[Spatial layout data]
━━━━━━━━━━━━━━━━━━━━━━━━━━━━━━

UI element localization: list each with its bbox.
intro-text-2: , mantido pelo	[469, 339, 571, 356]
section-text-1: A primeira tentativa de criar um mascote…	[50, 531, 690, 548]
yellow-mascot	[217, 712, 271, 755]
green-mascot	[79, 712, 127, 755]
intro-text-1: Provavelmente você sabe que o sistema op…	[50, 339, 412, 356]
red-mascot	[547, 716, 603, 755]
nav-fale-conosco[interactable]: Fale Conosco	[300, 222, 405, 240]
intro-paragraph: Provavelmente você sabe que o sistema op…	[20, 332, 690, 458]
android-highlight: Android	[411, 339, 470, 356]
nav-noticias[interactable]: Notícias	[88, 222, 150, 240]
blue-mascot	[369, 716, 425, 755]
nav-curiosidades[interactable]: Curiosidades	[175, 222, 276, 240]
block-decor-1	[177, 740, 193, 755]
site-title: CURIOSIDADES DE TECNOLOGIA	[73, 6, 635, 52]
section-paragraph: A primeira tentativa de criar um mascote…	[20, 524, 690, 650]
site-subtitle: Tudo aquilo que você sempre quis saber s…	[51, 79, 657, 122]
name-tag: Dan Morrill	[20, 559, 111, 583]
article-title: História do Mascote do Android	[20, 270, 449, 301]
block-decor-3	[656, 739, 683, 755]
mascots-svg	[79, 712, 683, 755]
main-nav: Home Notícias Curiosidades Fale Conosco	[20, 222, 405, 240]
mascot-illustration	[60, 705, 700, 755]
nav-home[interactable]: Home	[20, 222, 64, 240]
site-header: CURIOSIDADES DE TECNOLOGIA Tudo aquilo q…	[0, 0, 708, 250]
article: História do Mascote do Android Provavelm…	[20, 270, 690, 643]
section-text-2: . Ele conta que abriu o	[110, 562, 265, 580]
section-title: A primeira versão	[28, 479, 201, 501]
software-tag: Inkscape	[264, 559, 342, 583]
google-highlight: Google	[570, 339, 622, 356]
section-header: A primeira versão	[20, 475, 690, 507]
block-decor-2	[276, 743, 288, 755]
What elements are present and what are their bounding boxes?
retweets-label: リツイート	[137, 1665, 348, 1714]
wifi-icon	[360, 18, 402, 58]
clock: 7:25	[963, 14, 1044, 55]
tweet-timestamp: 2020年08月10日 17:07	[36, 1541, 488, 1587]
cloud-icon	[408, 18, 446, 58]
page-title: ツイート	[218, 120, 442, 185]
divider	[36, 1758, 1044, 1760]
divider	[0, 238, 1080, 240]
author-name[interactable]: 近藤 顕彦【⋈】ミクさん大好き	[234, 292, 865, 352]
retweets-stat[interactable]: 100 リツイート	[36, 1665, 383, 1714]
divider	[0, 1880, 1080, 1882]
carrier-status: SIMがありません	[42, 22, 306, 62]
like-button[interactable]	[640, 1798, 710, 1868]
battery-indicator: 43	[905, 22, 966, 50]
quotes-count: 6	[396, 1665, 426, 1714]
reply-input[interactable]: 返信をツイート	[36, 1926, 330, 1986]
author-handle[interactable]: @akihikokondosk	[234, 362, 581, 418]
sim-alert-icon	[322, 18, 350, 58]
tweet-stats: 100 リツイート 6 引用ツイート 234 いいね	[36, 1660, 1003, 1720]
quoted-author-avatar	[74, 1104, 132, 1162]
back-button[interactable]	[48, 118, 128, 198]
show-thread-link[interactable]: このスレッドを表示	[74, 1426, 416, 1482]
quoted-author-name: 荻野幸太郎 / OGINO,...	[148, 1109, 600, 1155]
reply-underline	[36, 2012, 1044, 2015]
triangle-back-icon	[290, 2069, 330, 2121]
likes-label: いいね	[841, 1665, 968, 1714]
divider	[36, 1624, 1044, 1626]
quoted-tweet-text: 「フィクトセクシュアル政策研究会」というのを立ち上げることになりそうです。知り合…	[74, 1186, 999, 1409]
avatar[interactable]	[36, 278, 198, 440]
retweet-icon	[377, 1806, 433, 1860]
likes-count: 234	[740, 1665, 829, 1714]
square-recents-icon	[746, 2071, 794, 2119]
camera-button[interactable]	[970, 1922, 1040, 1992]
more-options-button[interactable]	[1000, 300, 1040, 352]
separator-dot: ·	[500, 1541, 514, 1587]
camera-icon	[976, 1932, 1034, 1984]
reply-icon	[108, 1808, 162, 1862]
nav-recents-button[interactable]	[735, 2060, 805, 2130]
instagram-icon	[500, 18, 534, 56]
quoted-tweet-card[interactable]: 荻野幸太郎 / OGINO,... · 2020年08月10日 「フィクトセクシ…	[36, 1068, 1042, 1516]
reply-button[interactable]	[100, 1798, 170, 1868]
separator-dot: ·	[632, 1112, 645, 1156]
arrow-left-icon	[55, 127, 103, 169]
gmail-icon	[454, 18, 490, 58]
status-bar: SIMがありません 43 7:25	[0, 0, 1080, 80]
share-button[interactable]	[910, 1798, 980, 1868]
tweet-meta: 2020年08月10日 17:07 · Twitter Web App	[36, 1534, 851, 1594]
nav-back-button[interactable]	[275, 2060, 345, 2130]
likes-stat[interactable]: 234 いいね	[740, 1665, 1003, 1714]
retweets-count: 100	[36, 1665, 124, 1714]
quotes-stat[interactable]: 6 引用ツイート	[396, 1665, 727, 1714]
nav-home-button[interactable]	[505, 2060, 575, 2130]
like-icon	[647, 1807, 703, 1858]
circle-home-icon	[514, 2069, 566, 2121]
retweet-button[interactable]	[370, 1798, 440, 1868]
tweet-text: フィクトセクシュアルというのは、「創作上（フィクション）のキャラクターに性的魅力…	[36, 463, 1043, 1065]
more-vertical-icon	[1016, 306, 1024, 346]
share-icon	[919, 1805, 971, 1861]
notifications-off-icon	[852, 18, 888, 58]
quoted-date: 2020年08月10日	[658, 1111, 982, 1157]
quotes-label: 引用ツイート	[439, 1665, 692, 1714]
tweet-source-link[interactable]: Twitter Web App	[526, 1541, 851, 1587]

━━━━━━━━━━━━━━━━━━━━━━━━━━━━━━

Set problem: List every line of the records that contains the string "paragraph", treating uppercase and lowercase as different.

The output:
intro-paragraph: Provavelmente você sabe que o sistema op…	[20, 332, 690, 458]
section-paragraph: A primeira tentativa de criar um mascote…	[20, 524, 690, 650]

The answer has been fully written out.